## Set problem
Look through the records below and collect all lines that hold the string "IDES".

Collection entries
####################
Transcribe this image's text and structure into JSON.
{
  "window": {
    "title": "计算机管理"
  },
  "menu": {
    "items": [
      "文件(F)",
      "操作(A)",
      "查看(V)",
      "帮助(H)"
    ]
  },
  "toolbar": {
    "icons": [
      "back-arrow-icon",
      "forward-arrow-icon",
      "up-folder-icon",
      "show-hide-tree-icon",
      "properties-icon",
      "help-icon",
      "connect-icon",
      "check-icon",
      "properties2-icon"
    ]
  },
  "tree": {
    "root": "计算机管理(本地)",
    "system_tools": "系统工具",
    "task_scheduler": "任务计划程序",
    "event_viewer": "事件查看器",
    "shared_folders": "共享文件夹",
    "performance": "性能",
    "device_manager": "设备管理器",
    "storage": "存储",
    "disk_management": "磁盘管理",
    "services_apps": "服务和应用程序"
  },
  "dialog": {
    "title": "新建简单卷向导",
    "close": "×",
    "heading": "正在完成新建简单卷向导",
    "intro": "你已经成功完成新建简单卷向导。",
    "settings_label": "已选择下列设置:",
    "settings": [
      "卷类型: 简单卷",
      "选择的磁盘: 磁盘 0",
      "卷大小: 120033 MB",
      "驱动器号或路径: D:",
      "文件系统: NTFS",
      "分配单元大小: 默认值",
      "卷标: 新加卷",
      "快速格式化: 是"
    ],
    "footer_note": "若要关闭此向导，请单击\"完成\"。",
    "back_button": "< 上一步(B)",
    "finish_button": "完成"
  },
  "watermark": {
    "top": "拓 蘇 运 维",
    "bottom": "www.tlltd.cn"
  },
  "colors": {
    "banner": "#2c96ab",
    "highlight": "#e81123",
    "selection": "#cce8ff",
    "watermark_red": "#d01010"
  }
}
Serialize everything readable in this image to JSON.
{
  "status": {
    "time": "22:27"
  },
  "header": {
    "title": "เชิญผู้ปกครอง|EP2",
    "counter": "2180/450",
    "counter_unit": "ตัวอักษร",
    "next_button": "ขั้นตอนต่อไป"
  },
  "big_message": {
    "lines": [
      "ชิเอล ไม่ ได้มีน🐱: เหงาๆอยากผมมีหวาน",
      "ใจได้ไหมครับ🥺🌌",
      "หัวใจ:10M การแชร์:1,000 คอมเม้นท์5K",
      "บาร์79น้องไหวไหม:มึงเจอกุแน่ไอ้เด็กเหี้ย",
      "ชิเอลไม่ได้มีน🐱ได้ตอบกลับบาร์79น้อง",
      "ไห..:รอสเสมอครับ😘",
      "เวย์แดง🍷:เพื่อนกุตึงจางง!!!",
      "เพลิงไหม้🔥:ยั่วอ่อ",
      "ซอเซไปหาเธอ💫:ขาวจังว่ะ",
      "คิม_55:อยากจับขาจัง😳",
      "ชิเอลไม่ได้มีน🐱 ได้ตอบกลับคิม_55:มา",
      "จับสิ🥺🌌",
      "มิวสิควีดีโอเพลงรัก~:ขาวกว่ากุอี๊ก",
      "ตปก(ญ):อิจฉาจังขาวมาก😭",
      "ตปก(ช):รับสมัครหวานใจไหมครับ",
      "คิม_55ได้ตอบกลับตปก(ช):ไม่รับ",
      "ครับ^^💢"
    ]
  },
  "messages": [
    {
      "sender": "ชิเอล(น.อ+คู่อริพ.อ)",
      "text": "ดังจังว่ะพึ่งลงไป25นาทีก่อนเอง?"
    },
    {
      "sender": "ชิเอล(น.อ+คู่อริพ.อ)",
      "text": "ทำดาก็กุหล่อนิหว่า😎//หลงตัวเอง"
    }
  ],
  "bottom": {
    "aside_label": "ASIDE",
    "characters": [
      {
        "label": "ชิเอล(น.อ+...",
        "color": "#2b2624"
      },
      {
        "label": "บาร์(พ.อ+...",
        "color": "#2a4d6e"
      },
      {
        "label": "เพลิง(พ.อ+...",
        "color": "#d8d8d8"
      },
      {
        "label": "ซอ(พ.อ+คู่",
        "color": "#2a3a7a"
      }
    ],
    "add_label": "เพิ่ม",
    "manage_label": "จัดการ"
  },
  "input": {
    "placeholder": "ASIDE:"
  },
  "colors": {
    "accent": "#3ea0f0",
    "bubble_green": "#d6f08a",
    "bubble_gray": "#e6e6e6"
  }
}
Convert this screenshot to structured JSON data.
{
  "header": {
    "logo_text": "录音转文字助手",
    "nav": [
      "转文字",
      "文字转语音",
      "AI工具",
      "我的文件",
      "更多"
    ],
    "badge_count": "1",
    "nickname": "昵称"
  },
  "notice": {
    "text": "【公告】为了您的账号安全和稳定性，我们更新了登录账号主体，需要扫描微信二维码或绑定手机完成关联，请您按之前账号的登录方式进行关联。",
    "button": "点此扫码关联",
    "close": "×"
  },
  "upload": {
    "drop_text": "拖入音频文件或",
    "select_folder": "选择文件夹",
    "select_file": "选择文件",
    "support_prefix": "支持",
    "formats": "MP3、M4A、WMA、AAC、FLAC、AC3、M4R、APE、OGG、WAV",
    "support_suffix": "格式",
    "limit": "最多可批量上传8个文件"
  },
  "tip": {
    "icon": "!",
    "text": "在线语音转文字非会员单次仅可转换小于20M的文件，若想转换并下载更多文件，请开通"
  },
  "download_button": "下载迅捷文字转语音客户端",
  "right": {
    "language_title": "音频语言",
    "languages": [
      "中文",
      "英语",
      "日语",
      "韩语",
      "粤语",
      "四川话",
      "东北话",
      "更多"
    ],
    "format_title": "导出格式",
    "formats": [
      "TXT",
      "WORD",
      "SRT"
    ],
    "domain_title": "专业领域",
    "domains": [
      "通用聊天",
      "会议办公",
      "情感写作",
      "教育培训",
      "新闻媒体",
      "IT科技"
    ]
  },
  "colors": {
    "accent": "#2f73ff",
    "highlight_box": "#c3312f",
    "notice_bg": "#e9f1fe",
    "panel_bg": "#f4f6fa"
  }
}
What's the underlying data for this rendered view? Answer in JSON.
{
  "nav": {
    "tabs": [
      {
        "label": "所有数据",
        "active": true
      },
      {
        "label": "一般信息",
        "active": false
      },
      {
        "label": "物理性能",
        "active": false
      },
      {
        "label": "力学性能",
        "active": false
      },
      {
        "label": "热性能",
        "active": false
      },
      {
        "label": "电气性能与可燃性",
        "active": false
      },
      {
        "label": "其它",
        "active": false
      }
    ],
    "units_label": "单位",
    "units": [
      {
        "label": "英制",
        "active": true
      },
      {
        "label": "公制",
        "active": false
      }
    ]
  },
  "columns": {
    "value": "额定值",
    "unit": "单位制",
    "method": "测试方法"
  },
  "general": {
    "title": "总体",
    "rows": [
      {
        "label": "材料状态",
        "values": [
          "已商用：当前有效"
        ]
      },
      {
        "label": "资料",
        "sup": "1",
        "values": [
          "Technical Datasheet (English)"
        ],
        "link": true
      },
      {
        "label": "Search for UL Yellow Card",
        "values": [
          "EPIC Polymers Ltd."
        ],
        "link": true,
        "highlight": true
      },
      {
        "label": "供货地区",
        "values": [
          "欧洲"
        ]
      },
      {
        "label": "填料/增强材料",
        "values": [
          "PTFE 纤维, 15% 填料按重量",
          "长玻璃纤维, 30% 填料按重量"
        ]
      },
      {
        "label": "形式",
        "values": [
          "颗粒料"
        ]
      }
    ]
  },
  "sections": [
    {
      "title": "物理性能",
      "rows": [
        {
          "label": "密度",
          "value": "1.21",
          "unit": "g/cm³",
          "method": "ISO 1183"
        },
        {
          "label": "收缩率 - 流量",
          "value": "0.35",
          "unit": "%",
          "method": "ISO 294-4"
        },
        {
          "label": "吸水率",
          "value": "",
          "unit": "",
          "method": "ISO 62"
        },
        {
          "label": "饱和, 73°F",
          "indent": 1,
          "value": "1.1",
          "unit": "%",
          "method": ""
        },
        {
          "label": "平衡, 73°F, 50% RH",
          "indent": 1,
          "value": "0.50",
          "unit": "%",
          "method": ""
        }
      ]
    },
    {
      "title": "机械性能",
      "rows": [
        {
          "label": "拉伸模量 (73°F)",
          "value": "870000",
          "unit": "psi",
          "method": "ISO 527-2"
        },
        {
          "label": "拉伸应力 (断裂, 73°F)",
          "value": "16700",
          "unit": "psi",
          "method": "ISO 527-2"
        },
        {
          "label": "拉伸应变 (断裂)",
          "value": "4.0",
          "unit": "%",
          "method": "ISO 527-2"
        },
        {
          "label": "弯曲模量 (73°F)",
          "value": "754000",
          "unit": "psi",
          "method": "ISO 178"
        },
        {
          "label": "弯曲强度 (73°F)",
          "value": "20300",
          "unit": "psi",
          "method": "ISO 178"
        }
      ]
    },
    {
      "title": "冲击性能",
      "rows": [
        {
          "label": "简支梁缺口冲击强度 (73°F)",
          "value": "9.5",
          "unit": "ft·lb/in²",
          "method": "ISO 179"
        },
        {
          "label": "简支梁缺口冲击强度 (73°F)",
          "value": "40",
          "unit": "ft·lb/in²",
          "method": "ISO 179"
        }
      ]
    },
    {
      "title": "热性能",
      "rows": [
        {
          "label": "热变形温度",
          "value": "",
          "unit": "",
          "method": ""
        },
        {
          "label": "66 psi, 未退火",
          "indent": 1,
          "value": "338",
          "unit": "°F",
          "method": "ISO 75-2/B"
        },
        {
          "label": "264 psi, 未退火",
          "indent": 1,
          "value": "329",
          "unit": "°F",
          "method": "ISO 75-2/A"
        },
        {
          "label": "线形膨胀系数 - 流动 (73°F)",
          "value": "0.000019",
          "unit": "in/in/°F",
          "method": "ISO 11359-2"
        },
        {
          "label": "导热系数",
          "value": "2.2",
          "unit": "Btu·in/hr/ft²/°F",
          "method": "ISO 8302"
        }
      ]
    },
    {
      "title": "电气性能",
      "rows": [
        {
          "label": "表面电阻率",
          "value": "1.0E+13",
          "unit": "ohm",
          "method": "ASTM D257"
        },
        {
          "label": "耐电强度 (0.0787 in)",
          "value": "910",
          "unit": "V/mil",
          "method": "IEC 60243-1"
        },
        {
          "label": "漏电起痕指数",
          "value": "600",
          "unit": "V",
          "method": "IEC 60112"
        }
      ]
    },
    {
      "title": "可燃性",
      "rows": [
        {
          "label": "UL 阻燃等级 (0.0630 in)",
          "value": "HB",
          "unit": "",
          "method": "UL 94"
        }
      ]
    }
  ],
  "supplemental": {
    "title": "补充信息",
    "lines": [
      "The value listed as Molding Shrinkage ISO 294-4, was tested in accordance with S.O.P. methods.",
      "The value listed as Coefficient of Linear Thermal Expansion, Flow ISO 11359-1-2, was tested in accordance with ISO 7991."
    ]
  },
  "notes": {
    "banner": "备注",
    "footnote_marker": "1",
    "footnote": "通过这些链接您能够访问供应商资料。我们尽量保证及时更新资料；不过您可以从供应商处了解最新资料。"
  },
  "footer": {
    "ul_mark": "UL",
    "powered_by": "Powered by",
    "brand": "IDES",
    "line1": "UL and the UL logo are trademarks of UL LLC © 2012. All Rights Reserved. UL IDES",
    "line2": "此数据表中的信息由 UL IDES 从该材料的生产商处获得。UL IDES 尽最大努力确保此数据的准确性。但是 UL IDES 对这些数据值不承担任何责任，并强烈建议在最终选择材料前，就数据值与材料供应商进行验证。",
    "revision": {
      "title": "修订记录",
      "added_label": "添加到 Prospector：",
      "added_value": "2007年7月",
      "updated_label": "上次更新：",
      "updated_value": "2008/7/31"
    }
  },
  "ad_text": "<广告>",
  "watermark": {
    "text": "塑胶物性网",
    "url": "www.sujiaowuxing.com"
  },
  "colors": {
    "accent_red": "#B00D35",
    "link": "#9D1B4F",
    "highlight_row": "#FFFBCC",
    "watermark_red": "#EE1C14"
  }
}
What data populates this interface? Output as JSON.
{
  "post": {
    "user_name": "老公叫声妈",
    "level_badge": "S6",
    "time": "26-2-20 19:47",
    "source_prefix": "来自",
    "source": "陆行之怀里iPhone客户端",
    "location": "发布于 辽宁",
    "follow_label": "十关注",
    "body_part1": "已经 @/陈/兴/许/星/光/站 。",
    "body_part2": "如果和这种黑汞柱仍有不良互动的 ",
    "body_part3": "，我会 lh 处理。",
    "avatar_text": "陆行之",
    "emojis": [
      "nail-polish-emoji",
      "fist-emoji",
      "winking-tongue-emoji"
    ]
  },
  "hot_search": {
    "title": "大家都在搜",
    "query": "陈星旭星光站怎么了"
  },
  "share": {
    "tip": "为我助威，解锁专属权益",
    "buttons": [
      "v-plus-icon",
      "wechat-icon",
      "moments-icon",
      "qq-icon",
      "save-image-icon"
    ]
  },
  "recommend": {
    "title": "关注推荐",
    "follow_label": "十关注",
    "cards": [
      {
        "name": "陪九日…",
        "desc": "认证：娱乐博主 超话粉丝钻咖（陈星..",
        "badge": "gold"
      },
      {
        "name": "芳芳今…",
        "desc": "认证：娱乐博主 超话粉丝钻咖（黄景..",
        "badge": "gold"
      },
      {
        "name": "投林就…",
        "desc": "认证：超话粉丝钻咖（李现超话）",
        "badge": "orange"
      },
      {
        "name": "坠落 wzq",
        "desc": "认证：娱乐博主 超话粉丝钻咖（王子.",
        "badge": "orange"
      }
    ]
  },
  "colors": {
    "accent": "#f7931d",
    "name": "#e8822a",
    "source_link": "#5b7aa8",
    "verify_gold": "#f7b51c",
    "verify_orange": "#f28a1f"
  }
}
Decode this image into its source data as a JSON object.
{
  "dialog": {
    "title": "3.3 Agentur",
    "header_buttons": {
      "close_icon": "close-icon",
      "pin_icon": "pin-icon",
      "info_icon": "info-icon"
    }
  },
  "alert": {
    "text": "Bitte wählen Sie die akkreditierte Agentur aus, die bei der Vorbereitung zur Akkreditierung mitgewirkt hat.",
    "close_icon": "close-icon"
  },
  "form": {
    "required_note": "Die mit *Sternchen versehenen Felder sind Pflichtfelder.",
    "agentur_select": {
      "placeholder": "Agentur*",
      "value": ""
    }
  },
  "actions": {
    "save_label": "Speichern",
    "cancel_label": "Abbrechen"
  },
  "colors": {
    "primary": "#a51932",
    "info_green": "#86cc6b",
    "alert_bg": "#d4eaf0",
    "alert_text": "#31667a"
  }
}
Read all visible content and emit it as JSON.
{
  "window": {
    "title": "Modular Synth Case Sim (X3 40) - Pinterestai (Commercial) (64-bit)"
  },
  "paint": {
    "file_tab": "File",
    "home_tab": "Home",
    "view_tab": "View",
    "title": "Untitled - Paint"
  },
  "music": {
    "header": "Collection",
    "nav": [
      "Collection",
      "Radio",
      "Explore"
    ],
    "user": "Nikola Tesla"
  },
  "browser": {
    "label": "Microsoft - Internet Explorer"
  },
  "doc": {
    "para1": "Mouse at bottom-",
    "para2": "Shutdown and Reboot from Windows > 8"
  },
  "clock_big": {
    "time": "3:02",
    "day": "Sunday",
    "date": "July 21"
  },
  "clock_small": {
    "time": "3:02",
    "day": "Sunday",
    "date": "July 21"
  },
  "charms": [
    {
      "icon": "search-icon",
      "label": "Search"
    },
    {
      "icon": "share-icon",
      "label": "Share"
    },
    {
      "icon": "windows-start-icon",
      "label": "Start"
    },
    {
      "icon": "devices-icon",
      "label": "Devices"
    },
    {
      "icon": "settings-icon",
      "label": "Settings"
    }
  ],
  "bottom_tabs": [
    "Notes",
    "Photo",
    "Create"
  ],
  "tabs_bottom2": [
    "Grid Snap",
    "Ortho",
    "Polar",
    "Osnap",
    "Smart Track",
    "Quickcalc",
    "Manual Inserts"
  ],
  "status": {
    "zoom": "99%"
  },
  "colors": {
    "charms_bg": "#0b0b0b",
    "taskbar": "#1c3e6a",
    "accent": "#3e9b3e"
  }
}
####################
## Response to this task
    "brand": "IDES",
    "line1": "UL and the UL logo are trademarks of UL LLC © 2012. All Rights Reserved. UL IDES",
    "line2": "此数据表中的信息由 UL IDES 从该材料的生产商处获得。UL IDES 尽最大努力确保此数据的准确性。但是 UL IDES 对这些数据值不承担任何责任，并强烈建议在最终选择材料前，就数据值与材料供应商进行验证。",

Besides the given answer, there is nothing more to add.